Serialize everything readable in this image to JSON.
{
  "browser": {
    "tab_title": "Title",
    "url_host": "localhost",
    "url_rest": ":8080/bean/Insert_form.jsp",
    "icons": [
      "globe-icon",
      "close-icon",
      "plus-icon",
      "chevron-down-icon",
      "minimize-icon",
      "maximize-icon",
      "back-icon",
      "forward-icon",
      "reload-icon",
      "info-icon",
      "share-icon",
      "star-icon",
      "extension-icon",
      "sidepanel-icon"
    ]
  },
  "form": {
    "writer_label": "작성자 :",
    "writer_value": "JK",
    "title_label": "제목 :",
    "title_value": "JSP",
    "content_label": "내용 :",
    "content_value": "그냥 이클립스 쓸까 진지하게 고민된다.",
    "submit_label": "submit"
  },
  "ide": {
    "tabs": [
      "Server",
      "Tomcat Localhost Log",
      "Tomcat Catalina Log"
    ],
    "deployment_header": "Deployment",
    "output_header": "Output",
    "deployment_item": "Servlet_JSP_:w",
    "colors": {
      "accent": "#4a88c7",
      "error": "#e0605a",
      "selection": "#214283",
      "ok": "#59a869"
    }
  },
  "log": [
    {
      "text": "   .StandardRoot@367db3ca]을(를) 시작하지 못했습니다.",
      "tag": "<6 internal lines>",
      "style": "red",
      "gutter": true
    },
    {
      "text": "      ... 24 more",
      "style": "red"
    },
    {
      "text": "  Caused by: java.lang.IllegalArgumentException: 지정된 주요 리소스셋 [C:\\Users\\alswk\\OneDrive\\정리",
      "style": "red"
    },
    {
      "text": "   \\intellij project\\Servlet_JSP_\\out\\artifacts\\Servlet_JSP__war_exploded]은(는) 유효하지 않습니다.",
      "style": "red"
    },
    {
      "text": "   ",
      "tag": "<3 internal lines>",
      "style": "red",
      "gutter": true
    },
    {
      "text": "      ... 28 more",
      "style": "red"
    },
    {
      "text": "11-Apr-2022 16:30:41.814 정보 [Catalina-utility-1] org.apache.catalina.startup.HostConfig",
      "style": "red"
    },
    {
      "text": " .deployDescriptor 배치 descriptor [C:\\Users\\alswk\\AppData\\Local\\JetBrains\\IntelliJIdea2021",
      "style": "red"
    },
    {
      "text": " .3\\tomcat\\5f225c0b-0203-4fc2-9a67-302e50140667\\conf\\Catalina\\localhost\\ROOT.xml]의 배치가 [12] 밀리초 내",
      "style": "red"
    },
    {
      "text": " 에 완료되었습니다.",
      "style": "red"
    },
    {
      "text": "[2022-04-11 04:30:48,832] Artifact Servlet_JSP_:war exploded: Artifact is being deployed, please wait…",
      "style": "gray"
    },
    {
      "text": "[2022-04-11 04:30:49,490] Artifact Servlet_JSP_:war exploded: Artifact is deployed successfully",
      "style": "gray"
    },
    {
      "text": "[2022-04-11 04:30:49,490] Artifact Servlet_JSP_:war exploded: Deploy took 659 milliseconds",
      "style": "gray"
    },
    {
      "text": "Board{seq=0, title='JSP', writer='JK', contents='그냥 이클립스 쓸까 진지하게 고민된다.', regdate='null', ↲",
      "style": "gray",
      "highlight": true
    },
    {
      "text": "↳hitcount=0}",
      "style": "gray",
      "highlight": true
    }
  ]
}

● **WHAT YOU NEED TO DO**
Copy the material above, line for line.

● **RESULT FOR THIS TASK**
Serialize everything readable in this image to JSON.
{
  "browser": {
    "tab_title": "Title",
    "url_host": "localhost",
    "url_rest": ":8080/bean/Insert_form.jsp",
    "icons": [
      "globe-icon",
      "close-icon",
      "plus-icon",
      "chevron-down-icon",
      "minimize-icon",
      "maximize-icon",
      "back-icon",
      "forward-icon",
      "reload-icon",
      "info-icon",
      "share-icon",
      "star-icon",
      "extension-icon",
      "sidepanel-icon"
    ]
  },
  "form": {
    "writer_label": "작성자 :",
    "writer_value": "JK",
    "title_label": "제목 :",
    "title_value": "JSP",
    "content_label": "내용 :",
    "content_value": "그냥 이클립스 쓸까 진지하게 고민된다.",
    "submit_label": "submit"
  },
  "ide": {
    "tabs": [
      "Server",
      "Tomcat Localhost Log",
      "Tomcat Catalina Log"
    ],
    "deployment_header": "Deployment",
    "output_header": "Output",
    "deployment_item": "Servlet_JSP_:w",
    "colors": {
      "accent": "#4a88c7",
      "error": "#e0605a",
      "selection": "#214283",
      "ok": "#59a869"
    }
  },
  "log": [
    {
      "text": "   .StandardRoot@367db3ca]을(를) 시작하지 못했습니다.",
      "tag": "<6 internal lines>",
      "style": "red",
      "gutter": true
    },
    {
      "text": "      ... 24 more",
      "style": "red"
    },
    {
      "text": "  Caused by: java.lang.IllegalArgumentException: 지정된 주요 리소스셋 [C:\\Users\\alswk\\OneDrive\\정리",
      "style": "red"
    },
    {
      "text": "   \\intellij project\\Servlet_JSP_\\out\\artifacts\\Servlet_JSP__war_exploded]은(는) 유효하지 않습니다.",
      "style": "red"
    },
    {
      "text": "   ",
      "tag": "<3 internal lines>",
      "style": "red",
      "gutter": true
    },
    {
      "text": "      ... 28 more",
      "style": "red"
    },
    {
      "text": "11-Apr-2022 16:30:41.814 정보 [Catalina-utility-1] org.apache.catalina.startup.HostConfig",
      "style": "red"
    },
    {
      "text": " .deployDescriptor 배치 descriptor [C:\\Users\\alswk\\AppData\\Local\\JetBrains\\IntelliJIdea2021",
      "style": "red"
    },
    {
      "text": " .3\\tomcat\\5f225c0b-0203-4fc2-9a67-302e50140667\\conf\\Catalina\\localhost\\ROOT.xml]의 배치가 [12] 밀리초 내",
      "style": "red"
    },
    {
      "text": " 에 완료되었습니다.",
      "style": "red"
    },
    {
      "text": "[2022-04-11 04:30:48,832] Artifact Servlet_JSP_:war exploded: Artifact is being deployed, please wait…",
      "style": "gray"
    },
    {
      "text": "[2022-04-11 04:30:49,490] Artifact Servlet_JSP_:war exploded: Artifact is deployed successfully",
      "style": "gray"
    },
    {
      "text": "[2022-04-11 04:30:49,490] Artifact Servlet_JSP_:war exploded: Deploy took 659 milliseconds",
      "style": "gray"
    },
    {
      "text": "Board{seq=0, title='JSP', writer='JK', contents='그냥 이클립스 쓸까 진지하게 고민된다.', regdate='null', ↲",
      "style": "gray",
      "highlight": true
    },
    {
      "text": "↳hitcount=0}",
      "style": "gray",
      "highlight": true
    }
  ]
}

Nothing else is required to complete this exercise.